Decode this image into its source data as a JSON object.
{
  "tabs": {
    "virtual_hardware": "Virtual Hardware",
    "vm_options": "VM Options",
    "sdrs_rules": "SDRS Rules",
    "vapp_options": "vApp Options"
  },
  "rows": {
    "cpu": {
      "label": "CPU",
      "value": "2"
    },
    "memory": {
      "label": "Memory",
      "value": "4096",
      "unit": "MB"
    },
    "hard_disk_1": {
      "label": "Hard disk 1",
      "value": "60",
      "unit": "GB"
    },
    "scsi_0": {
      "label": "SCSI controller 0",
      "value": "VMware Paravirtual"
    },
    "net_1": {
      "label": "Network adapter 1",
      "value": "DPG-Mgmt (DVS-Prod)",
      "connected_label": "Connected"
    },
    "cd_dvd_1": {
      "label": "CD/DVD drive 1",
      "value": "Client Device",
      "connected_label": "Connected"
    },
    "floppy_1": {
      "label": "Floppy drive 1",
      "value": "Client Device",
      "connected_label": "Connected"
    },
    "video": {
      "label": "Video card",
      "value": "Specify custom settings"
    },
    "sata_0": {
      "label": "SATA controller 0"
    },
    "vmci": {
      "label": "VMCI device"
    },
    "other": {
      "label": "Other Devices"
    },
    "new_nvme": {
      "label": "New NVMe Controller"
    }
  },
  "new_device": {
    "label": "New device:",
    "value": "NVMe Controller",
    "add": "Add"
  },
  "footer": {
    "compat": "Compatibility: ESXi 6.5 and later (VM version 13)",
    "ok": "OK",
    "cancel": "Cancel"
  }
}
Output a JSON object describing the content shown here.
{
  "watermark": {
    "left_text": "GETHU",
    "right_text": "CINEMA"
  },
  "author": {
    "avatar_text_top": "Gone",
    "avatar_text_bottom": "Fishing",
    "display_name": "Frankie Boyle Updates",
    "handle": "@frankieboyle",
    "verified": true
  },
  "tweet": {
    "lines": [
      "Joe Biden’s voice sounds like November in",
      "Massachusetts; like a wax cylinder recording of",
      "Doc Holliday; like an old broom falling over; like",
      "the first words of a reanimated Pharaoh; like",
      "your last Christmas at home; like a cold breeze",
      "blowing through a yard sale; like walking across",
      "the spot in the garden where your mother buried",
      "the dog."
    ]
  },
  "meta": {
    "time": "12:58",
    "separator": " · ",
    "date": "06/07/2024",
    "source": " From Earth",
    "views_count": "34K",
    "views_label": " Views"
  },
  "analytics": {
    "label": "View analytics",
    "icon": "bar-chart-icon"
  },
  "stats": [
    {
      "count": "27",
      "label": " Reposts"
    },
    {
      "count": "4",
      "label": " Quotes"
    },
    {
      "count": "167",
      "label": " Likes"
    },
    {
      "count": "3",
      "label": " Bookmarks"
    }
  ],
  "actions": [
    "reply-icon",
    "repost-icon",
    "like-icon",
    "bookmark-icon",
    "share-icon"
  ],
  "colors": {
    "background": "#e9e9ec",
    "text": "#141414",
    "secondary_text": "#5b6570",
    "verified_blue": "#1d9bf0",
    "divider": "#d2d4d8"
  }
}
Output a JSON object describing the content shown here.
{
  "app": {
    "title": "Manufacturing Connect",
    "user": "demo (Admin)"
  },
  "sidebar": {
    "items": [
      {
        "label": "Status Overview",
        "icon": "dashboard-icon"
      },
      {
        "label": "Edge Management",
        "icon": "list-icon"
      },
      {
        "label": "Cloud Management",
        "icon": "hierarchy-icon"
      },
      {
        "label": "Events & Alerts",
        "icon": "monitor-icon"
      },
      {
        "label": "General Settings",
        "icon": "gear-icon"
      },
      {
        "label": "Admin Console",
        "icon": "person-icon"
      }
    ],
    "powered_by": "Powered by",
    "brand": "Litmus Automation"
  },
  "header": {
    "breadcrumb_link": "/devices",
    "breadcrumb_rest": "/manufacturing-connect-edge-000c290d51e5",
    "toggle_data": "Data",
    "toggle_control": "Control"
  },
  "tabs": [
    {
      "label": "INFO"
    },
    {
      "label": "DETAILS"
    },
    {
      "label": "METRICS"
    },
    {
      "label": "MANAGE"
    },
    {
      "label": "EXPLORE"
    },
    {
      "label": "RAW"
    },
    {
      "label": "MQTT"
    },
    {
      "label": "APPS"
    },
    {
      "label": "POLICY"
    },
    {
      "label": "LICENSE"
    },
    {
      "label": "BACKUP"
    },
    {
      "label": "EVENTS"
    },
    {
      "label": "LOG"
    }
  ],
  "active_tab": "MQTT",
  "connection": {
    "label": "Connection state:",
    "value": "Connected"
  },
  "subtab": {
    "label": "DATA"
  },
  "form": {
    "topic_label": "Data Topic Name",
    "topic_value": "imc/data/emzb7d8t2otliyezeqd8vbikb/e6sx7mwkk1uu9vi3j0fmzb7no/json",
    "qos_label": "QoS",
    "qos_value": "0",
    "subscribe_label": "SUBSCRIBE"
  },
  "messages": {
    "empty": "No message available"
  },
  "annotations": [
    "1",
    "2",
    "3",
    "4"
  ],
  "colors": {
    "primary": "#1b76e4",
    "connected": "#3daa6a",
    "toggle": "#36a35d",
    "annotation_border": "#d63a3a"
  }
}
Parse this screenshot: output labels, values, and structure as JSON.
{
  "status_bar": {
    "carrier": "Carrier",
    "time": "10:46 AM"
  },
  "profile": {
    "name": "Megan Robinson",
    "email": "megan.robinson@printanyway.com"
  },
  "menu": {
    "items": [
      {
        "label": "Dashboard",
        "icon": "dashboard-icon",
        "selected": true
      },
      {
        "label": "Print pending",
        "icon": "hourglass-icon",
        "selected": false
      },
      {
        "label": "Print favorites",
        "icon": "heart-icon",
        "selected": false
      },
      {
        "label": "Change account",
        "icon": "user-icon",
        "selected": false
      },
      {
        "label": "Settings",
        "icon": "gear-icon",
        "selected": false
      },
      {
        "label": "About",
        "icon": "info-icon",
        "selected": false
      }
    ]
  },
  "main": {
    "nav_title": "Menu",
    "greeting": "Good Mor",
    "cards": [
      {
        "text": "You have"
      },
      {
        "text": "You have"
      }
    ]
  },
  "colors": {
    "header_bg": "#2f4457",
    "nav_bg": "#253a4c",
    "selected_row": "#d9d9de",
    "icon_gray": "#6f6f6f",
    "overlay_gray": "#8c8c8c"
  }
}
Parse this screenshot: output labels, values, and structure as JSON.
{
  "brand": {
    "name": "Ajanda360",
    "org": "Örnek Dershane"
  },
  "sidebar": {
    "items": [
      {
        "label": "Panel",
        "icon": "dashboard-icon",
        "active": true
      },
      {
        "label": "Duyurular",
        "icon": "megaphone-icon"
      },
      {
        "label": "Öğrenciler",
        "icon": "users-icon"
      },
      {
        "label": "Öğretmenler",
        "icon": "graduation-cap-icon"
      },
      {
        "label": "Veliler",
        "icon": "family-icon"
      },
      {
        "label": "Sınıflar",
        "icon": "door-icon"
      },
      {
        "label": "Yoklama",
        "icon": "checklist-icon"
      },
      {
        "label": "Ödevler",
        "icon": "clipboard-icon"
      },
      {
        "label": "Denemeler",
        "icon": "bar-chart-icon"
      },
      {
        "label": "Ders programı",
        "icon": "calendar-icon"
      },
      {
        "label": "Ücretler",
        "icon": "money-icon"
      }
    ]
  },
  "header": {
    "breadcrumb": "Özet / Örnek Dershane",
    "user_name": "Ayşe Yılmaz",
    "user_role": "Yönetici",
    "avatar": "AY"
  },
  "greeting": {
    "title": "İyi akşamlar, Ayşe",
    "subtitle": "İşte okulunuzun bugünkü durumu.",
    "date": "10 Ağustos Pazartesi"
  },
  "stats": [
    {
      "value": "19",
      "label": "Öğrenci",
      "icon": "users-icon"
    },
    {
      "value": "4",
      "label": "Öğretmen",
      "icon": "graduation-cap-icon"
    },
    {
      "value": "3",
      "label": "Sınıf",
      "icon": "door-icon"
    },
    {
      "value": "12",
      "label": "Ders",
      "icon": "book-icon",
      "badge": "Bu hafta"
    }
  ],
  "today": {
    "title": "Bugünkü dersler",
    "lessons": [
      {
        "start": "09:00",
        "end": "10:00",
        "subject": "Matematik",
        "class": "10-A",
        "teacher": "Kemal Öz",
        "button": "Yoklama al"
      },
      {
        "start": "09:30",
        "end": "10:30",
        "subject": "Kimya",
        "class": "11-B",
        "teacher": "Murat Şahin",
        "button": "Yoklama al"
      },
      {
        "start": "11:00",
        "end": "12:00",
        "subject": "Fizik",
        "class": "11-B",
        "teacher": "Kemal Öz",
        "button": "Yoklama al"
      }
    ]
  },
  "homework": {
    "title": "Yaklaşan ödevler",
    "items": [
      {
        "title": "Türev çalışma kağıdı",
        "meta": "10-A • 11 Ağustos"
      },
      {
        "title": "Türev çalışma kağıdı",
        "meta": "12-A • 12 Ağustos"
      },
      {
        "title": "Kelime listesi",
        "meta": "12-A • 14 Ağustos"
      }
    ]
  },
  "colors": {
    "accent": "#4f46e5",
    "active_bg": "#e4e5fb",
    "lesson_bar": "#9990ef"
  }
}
···
Of the lines in the records, how many contain the word "Ağustos"? Answer with the number and nothing else.

4